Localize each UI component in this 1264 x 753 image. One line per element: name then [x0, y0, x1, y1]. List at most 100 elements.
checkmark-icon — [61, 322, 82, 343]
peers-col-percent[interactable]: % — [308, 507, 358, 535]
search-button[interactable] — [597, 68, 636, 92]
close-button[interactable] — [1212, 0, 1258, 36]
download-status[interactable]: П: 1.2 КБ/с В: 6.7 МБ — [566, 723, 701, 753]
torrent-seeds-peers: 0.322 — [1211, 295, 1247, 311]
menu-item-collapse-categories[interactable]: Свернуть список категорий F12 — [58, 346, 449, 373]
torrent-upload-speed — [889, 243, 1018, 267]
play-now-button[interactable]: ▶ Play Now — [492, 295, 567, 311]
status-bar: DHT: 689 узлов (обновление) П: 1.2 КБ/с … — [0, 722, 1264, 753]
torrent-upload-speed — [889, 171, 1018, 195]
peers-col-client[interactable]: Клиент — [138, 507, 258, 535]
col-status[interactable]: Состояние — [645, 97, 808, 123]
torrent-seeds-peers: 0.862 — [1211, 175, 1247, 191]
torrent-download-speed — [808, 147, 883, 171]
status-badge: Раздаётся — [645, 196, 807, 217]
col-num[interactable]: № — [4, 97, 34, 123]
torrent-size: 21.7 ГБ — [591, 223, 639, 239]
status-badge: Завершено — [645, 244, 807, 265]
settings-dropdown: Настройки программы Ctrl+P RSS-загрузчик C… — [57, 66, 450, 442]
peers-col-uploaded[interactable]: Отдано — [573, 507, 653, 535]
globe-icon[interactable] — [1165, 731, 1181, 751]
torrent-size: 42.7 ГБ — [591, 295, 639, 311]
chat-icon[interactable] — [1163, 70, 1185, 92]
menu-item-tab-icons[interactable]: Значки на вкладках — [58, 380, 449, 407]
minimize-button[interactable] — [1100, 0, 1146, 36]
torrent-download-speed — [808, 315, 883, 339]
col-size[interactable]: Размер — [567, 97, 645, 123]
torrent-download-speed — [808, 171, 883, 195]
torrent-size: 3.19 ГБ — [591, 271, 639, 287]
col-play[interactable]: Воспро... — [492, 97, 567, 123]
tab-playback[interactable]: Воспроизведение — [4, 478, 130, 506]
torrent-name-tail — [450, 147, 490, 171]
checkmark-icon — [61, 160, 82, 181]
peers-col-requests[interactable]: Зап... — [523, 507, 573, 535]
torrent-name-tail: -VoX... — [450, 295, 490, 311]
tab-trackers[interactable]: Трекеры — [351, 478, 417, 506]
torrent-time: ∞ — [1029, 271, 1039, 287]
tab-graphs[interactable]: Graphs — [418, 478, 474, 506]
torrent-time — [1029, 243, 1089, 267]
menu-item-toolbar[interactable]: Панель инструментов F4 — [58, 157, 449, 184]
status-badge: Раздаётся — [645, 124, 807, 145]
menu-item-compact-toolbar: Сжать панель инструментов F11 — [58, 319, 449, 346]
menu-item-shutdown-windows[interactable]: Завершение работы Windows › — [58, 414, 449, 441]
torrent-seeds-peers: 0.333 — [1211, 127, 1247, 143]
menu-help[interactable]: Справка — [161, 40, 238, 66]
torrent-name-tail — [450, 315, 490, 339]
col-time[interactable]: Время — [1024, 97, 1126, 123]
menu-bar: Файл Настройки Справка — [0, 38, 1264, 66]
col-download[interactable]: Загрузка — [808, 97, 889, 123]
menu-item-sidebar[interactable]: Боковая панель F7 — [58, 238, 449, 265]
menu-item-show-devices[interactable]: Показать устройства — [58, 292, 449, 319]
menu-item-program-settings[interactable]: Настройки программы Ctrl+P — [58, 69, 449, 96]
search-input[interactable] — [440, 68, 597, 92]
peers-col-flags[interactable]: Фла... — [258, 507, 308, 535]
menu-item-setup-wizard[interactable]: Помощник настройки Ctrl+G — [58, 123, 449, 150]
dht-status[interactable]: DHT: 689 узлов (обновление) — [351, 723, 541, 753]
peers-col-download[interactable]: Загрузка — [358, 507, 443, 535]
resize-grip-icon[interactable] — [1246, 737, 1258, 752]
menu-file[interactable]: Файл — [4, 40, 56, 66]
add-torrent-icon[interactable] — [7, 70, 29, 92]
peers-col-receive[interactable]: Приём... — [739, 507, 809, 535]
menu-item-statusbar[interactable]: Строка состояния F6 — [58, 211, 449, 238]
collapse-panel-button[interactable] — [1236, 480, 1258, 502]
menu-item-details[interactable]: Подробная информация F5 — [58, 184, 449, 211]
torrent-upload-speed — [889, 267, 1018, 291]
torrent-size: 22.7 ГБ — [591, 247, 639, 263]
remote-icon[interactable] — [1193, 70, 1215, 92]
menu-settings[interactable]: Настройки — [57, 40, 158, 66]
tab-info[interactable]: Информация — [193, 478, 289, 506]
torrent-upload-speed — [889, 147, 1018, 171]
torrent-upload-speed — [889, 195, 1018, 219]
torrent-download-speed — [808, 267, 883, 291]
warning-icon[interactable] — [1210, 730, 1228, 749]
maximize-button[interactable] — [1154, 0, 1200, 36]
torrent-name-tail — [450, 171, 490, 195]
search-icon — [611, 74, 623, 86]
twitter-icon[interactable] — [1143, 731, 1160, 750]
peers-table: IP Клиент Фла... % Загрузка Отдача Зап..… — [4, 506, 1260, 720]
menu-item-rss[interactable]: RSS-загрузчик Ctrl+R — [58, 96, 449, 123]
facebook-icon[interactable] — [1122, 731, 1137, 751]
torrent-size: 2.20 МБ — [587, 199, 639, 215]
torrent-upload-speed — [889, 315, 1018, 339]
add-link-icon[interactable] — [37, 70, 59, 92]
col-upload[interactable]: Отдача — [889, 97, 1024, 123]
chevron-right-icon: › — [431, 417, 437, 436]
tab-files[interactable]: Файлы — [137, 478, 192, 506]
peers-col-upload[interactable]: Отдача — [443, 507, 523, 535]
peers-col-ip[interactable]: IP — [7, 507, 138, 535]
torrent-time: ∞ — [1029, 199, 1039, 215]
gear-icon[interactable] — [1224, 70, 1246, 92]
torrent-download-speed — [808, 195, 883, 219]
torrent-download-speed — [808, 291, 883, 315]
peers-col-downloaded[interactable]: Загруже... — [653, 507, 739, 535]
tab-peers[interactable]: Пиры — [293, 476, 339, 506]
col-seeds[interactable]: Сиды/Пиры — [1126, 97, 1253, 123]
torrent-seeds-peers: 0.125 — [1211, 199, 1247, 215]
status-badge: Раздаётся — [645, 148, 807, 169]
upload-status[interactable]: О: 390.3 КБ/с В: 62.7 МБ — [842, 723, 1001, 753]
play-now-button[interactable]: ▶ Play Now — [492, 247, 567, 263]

PROBLEM REQUIREMENTS –
Retype all of the entries above line by line, with no changes to any character.

COMPLETED TASK –
Localize each UI component in this 1264 x 753 image. One line per element: name then [x0, y0, x1, y1]. List at most 100 elements.
checkmark-icon — [61, 322, 82, 343]
peers-col-percent[interactable]: % — [308, 507, 358, 535]
search-button[interactable] — [597, 68, 636, 92]
close-button[interactable] — [1212, 0, 1258, 36]
download-status[interactable]: П: 1.2 КБ/с В: 6.7 МБ — [566, 723, 701, 753]
torrent-seeds-peers: 0.322 — [1211, 295, 1247, 311]
menu-item-collapse-categories[interactable]: Свернуть список категорий F12 — [58, 346, 449, 373]
torrent-upload-speed — [889, 243, 1018, 267]
play-now-button[interactable]: ▶ Play Now — [492, 295, 567, 311]
status-bar: DHT: 689 узлов (обновление) П: 1.2 КБ/с … — [0, 722, 1264, 753]
torrent-upload-speed — [889, 171, 1018, 195]
peers-col-client[interactable]: Клиент — [138, 507, 258, 535]
col-status[interactable]: Состояние — [645, 97, 808, 123]
torrent-seeds-peers: 0.862 — [1211, 175, 1247, 191]
torrent-download-speed — [808, 147, 883, 171]
status-badge: Раздаётся — [645, 196, 807, 217]
col-num[interactable]: № — [4, 97, 34, 123]
torrent-size: 21.7 ГБ — [591, 223, 639, 239]
status-badge: Завершено — [645, 244, 807, 265]
settings-dropdown: Настройки программы Ctrl+P RSS-загрузчик C… — [57, 66, 450, 442]
peers-col-uploaded[interactable]: Отдано — [573, 507, 653, 535]
globe-icon[interactable] — [1165, 731, 1181, 751]
torrent-size: 42.7 ГБ — [591, 295, 639, 311]
chat-icon[interactable] — [1163, 70, 1185, 92]
menu-item-tab-icons[interactable]: Значки на вкладках — [58, 380, 449, 407]
minimize-button[interactable] — [1100, 0, 1146, 36]
torrent-download-speed — [808, 315, 883, 339]
col-size[interactable]: Размер — [567, 97, 645, 123]
torrent-download-speed — [808, 171, 883, 195]
torrent-size: 3.19 ГБ — [591, 271, 639, 287]
col-play[interactable]: Воспро... — [492, 97, 567, 123]
tab-playback[interactable]: Воспроизведение — [4, 478, 130, 506]
torrent-name-tail — [450, 147, 490, 171]
checkmark-icon — [61, 160, 82, 181]
peers-col-requests[interactable]: Зап... — [523, 507, 573, 535]
torrent-name-tail: -VoX... — [450, 295, 490, 311]
tab-trackers[interactable]: Трекеры — [351, 478, 417, 506]
torrent-time: ∞ — [1029, 271, 1039, 287]
tab-graphs[interactable]: Graphs — [418, 478, 474, 506]
torrent-time — [1029, 243, 1089, 267]
menu-item-toolbar[interactable]: Панель инструментов F4 — [58, 157, 449, 184]
status-badge: Раздаётся — [645, 124, 807, 145]
menu-item-compact-toolbar: Сжать панель инструментов F11 — [58, 319, 449, 346]
menu-item-shutdown-windows[interactable]: Завершение работы Windows › — [58, 414, 449, 441]
torrent-seeds-peers: 0.333 — [1211, 127, 1247, 143]
menu-help[interactable]: Справка — [161, 40, 238, 66]
torrent-name-tail — [450, 315, 490, 339]
col-time[interactable]: Время — [1024, 97, 1126, 123]
menu-bar: Файл Настройки Справка — [0, 38, 1264, 66]
col-download[interactable]: Загрузка — [808, 97, 889, 123]
menu-item-sidebar[interactable]: Боковая панель F7 — [58, 238, 449, 265]
menu-item-show-devices[interactable]: Показать устройства — [58, 292, 449, 319]
menu-item-program-settings[interactable]: Настройки программы Ctrl+P — [58, 69, 449, 96]
search-input[interactable] — [440, 68, 597, 92]
peers-col-flags[interactable]: Фла... — [258, 507, 308, 535]
menu-item-setup-wizard[interactable]: Помощник настройки Ctrl+G — [58, 123, 449, 150]
dht-status[interactable]: DHT: 689 узлов (обновление) — [351, 723, 541, 753]
peers-col-download[interactable]: Загрузка — [358, 507, 443, 535]
resize-grip-icon[interactable] — [1246, 737, 1258, 752]
menu-file[interactable]: Файл — [4, 40, 56, 66]
add-torrent-icon[interactable] — [7, 70, 29, 92]
peers-col-receive[interactable]: Приём... — [739, 507, 809, 535]
menu-item-statusbar[interactable]: Строка состояния F6 — [58, 211, 449, 238]
collapse-panel-button[interactable] — [1236, 480, 1258, 502]
menu-item-details[interactable]: Подробная информация F5 — [58, 184, 449, 211]
torrent-upload-speed — [889, 267, 1018, 291]
torrent-size: 22.7 ГБ — [591, 247, 639, 263]
remote-icon[interactable] — [1193, 70, 1215, 92]
menu-settings[interactable]: Настройки — [57, 40, 158, 66]
tab-info[interactable]: Информация — [193, 478, 289, 506]
torrent-upload-speed — [889, 147, 1018, 171]
torrent-upload-speed — [889, 195, 1018, 219]
torrent-download-speed — [808, 267, 883, 291]
warning-icon[interactable] — [1210, 730, 1228, 749]
maximize-button[interactable] — [1154, 0, 1200, 36]
torrent-name-tail — [450, 171, 490, 195]
search-icon — [611, 74, 623, 86]
twitter-icon[interactable] — [1143, 731, 1160, 750]
peers-table: IP Клиент Фла... % Загрузка Отдача Зап..… — [4, 506, 1260, 720]
menu-item-rss[interactable]: RSS-загрузчик Ctrl+R — [58, 96, 449, 123]
facebook-icon[interactable] — [1122, 731, 1137, 751]
torrent-size: 2.20 МБ — [587, 199, 639, 215]
torrent-upload-speed — [889, 315, 1018, 339]
add-link-icon[interactable] — [37, 70, 59, 92]
col-upload[interactable]: Отдача — [889, 97, 1024, 123]
chevron-right-icon: › — [431, 417, 437, 436]
tab-files[interactable]: Файлы — [137, 478, 192, 506]
peers-col-upload[interactable]: Отдача — [443, 507, 523, 535]
peers-col-ip[interactable]: IP — [7, 507, 138, 535]
torrent-time: ∞ — [1029, 199, 1039, 215]
gear-icon[interactable] — [1224, 70, 1246, 92]
torrent-download-speed — [808, 195, 883, 219]
torrent-download-speed — [808, 291, 883, 315]
peers-col-downloaded[interactable]: Загруже... — [653, 507, 739, 535]
tab-peers[interactable]: Пиры — [293, 476, 339, 506]
col-seeds[interactable]: Сиды/Пиры — [1126, 97, 1253, 123]
torrent-seeds-peers: 0.125 — [1211, 199, 1247, 215]
status-badge: Раздаётся — [645, 148, 807, 169]
upload-status[interactable]: О: 390.3 КБ/с В: 62.7 МБ — [842, 723, 1001, 753]
play-now-button[interactable]: ▶ Play Now — [492, 247, 567, 263]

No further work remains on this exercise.